Copy each line that contains the word "instead".

Dataset records:
+--

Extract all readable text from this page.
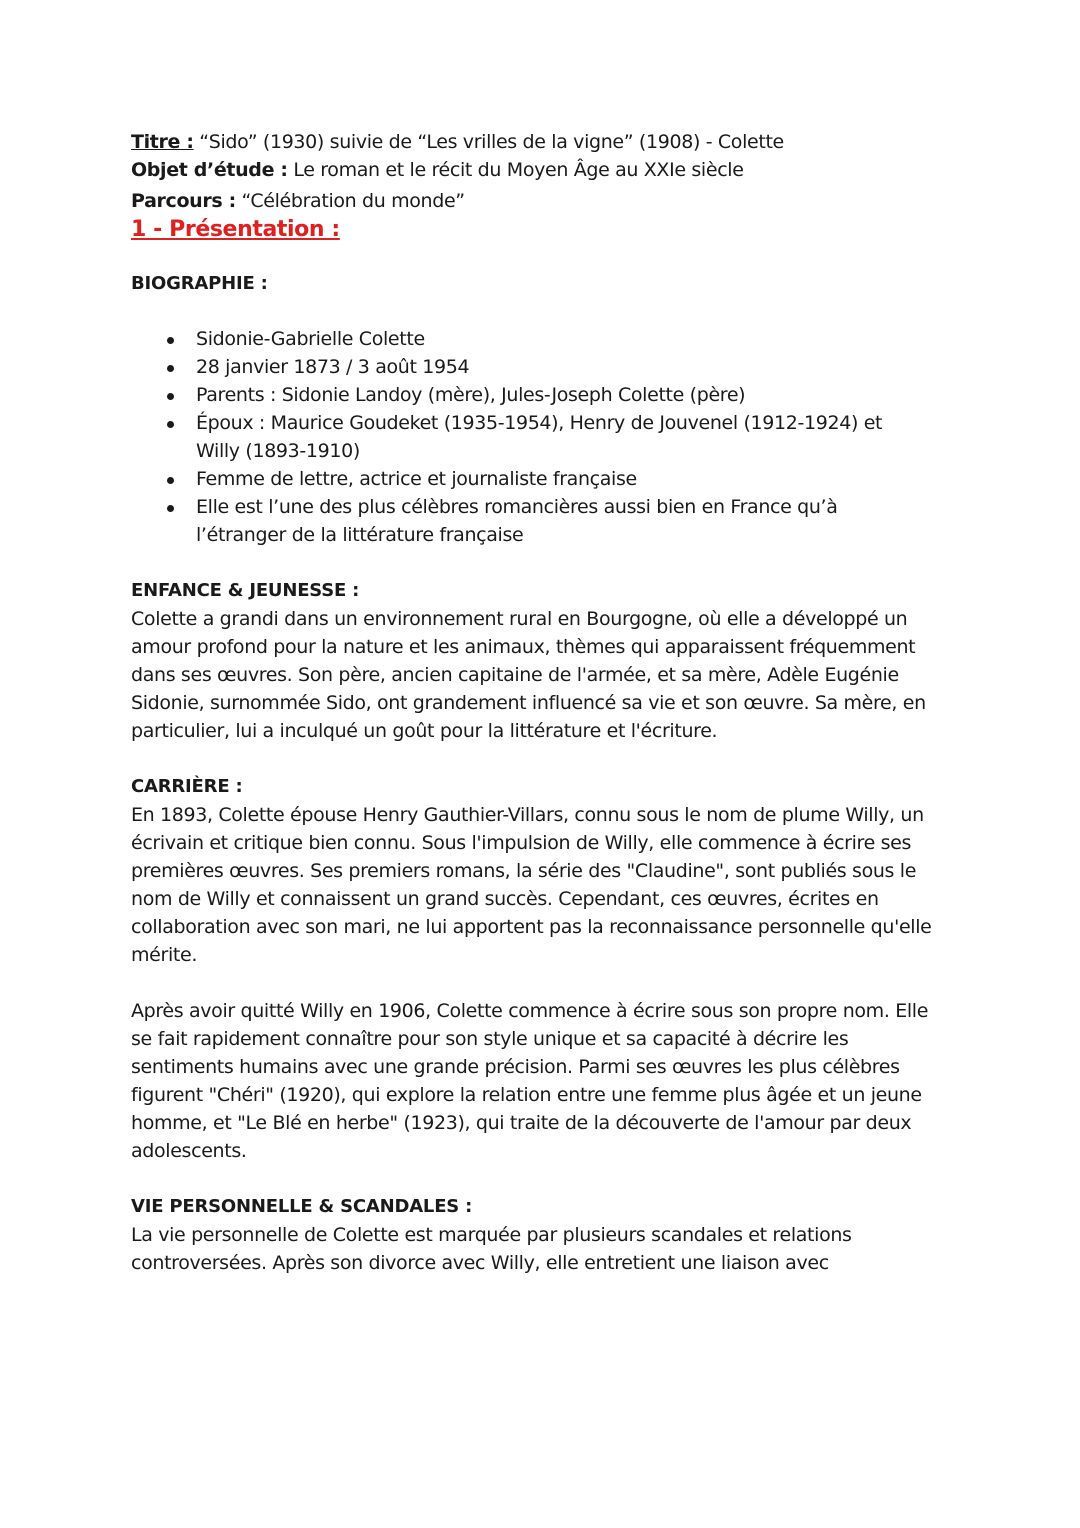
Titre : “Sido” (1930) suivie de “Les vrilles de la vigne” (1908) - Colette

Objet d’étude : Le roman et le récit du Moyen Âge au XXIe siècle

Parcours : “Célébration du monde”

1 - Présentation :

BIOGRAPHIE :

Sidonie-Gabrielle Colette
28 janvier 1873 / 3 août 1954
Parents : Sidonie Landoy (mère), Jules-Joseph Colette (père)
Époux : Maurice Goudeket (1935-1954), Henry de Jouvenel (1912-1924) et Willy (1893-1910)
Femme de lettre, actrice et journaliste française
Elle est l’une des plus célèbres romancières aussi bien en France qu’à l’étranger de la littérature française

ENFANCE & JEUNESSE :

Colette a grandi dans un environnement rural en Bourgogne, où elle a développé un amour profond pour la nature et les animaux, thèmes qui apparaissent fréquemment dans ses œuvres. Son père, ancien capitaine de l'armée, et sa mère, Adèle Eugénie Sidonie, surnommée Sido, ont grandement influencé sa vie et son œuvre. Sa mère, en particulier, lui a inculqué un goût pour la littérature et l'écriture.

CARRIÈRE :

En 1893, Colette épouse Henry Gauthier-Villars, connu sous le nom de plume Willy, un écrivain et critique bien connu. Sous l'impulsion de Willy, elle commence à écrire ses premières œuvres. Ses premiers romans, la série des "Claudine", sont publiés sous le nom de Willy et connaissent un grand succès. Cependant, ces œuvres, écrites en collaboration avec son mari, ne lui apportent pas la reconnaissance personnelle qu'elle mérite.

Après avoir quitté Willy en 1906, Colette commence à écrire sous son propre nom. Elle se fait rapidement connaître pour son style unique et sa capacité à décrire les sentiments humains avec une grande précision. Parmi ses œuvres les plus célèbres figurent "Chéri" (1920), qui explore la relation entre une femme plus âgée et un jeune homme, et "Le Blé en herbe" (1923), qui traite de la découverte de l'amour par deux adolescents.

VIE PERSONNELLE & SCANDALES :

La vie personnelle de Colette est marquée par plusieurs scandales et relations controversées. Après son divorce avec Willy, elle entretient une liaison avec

+--

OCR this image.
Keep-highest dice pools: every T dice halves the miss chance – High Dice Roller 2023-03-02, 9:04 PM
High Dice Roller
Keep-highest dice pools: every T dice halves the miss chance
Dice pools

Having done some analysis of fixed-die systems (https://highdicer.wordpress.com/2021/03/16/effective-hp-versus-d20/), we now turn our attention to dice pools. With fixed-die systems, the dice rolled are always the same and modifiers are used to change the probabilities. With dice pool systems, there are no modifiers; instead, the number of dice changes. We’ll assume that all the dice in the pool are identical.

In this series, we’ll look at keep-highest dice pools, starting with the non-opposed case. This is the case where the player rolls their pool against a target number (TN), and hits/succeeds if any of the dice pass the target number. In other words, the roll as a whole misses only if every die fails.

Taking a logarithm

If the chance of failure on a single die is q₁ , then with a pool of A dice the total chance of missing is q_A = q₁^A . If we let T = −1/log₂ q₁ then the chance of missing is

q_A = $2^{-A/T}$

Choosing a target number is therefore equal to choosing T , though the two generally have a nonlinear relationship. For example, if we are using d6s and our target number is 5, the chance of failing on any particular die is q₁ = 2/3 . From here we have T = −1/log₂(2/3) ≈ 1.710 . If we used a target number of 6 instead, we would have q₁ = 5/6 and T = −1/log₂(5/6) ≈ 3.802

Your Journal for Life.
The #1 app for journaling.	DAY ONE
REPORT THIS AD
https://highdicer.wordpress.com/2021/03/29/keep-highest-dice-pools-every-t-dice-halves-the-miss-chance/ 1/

+--

Solution to this exercise:
Having done some analysis of fixed-die systems (https://highdicer.wordpress.com/2021/03/16/effective-hp-versus-d20/), we now turn our attention to dice pools. With fixed-die systems, the dice rolled are always the same and modifiers are used to change the probabilities. With dice pool systems, there are no modifiers; instead, the number of dice changes. We’ll assume that all the dice in the pool are identical.
Choosing a target number is therefore equal to choosing T , though the two generally have a nonlinear relationship. For example, if we are using d6s and our target number is 5, the chance of failing on any particular die is q₁ = 2/3 . From here we have T = −1/log₂(2/3) ≈ 1.710 . If we used a target number of 6 instead, we would have q₁ = 5/6 and T = −1/log₂(5/6) ≈ 3.802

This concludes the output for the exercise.